* **Selected excerpt**
****************************************

Multi-Step Adaptive Elastic-Net

Usage

msaenet(
  x,
  y,
  family = c("gaussian", "binomial", "poisson", "cox"),
  init = c("enet", "ridge"),
  alphas = seq(0.05, 0.95, 0.05),
  tune = c("cv", "ebic", "bic", "aic"),
  nfolds = 5L,
  rule = c("lambda.min", "lambda.1se"),
  ebic.gamma = 1,
  nsteps = 2L,
  tune.nsteps = c("max", "ebic", "bic", "aic"),
  ebic.gamma.nsteps = 1,
  scale = 1,
  lower.limits = -Inf,
  upper.limits = Inf,
  penalty.factor.init = rep(1, ncol(x)),
  seed = 1001,
  parallel = FALSE,
  verbose = FALSE
)

Arguments

x: Data matrix.
y: Response vector if family is "gaussian", "binomial", or "poisson". If family is "cox", a response matrix created by Surv.
family: Model family, can be "gaussian", "binomial", "poisson", or "cox".
init: Type of the penalty used in the initial estimation step. Can be "enet" or "ridge". See glmnet for details.
alphas: Vector of candidate alphas to use in cv.glmnet.
tune: Parameter tuning method for each estimation step. Possible options are "cv", "ebic", "bic", and "aic". Default is "cv".
nfolds: Fold numbers of cross-validation when tune = "cv".
rule: Lambda selection criterion when tune = "cv", can be "lambda.min" or "lambda.1se". See cv.glmnet for details.
ebic.gamma: Parameter for Extended BIC penalizing size of the model space when tune = "ebic", default is 1. For details, see Chen and Chen (2008).

****************************************

* **Entries supplied**
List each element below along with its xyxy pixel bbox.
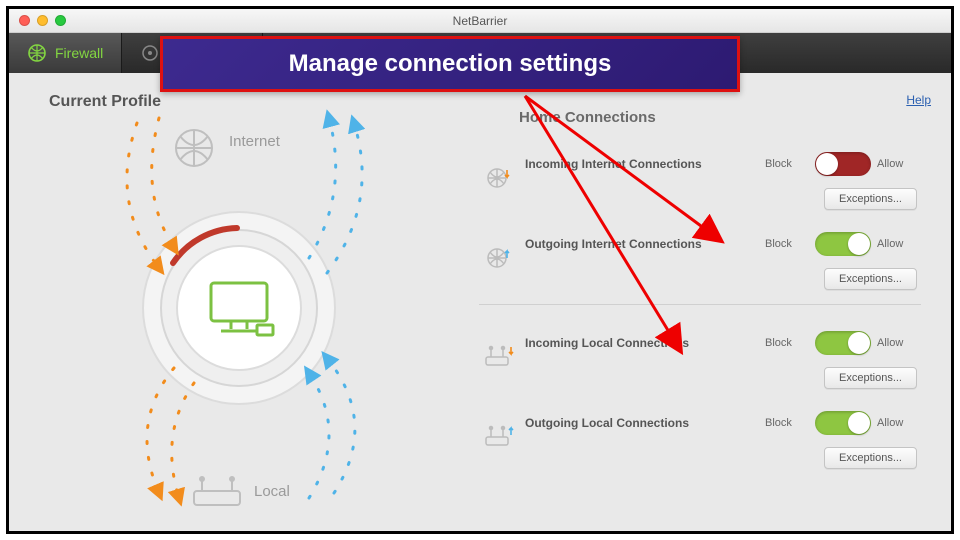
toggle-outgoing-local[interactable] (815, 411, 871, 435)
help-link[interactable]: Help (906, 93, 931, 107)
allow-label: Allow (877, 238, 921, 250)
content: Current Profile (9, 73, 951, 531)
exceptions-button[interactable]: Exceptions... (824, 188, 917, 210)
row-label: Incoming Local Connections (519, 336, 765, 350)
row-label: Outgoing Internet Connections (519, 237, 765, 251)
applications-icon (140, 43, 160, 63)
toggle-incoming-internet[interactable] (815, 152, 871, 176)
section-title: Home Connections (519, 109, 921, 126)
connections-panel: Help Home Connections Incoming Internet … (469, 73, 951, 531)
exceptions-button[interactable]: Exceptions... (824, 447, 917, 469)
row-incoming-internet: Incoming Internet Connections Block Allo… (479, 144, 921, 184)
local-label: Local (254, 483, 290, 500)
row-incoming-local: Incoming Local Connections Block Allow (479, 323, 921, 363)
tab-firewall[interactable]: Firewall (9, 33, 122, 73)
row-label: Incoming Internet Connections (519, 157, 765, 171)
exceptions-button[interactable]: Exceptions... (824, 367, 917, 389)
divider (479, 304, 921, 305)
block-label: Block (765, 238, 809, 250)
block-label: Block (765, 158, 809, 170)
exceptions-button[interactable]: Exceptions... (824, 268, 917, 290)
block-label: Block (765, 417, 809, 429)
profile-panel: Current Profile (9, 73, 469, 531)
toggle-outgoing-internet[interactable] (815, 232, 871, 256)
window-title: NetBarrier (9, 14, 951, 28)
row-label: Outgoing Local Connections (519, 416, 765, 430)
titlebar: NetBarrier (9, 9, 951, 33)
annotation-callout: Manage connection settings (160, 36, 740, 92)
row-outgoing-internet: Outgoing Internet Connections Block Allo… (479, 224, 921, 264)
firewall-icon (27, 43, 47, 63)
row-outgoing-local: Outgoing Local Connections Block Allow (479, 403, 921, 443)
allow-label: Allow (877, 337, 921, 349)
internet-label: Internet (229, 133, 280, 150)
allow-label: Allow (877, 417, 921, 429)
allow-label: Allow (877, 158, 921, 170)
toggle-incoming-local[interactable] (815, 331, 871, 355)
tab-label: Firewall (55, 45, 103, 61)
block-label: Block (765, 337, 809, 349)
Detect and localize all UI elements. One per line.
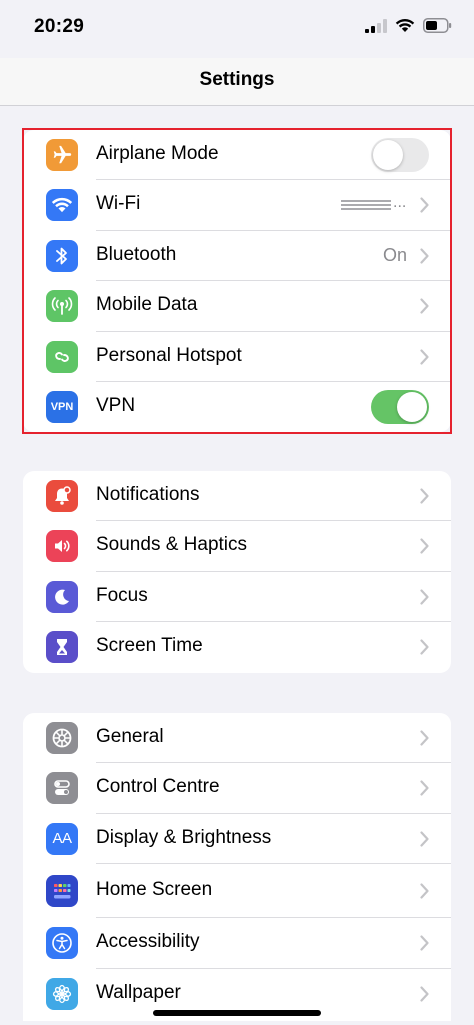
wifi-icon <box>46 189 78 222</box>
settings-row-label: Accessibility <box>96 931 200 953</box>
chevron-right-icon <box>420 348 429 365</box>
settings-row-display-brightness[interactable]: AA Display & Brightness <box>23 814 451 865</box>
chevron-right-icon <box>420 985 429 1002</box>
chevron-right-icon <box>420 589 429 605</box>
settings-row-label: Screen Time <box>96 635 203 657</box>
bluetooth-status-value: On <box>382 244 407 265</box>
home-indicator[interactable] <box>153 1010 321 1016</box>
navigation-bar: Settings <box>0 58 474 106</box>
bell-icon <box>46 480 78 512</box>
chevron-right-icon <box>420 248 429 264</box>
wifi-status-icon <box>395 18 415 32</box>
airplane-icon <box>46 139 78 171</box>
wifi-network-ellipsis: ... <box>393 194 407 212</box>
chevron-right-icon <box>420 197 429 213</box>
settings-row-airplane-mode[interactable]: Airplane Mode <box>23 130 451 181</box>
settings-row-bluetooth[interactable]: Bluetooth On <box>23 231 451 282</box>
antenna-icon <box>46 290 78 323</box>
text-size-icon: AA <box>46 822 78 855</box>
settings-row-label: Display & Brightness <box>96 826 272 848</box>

****************************************

* **Exercise description**
From the Multi-Step Adaptive Elastic-Net documentation, reproduce verbatim the stretch from "y: Response vector" through "cv.glmnet for details.".

* **Solution**
y: Response vector if family is "gaussian", "binomial", or "poisson". If family is "cox", a response matrix created by Surv.
family: Model family, can be "gaussian", "binomial", "poisson", or "cox".
init: Type of the penalty used in the initial estimation step. Can be "enet" or "ridge". See glmnet for details.
alphas: Vector of candidate alphas to use in cv.glmnet.
tune: Parameter tuning method for each estimation step. Possible options are "cv", "ebic", "bic", and "aic". Default is "cv".
nfolds: Fold numbers of cross-validation when tune = "cv".
rule: Lambda selection criterion when tune = "cv", can be "lambda.min" or "lambda.1se". See cv.glmnet for details.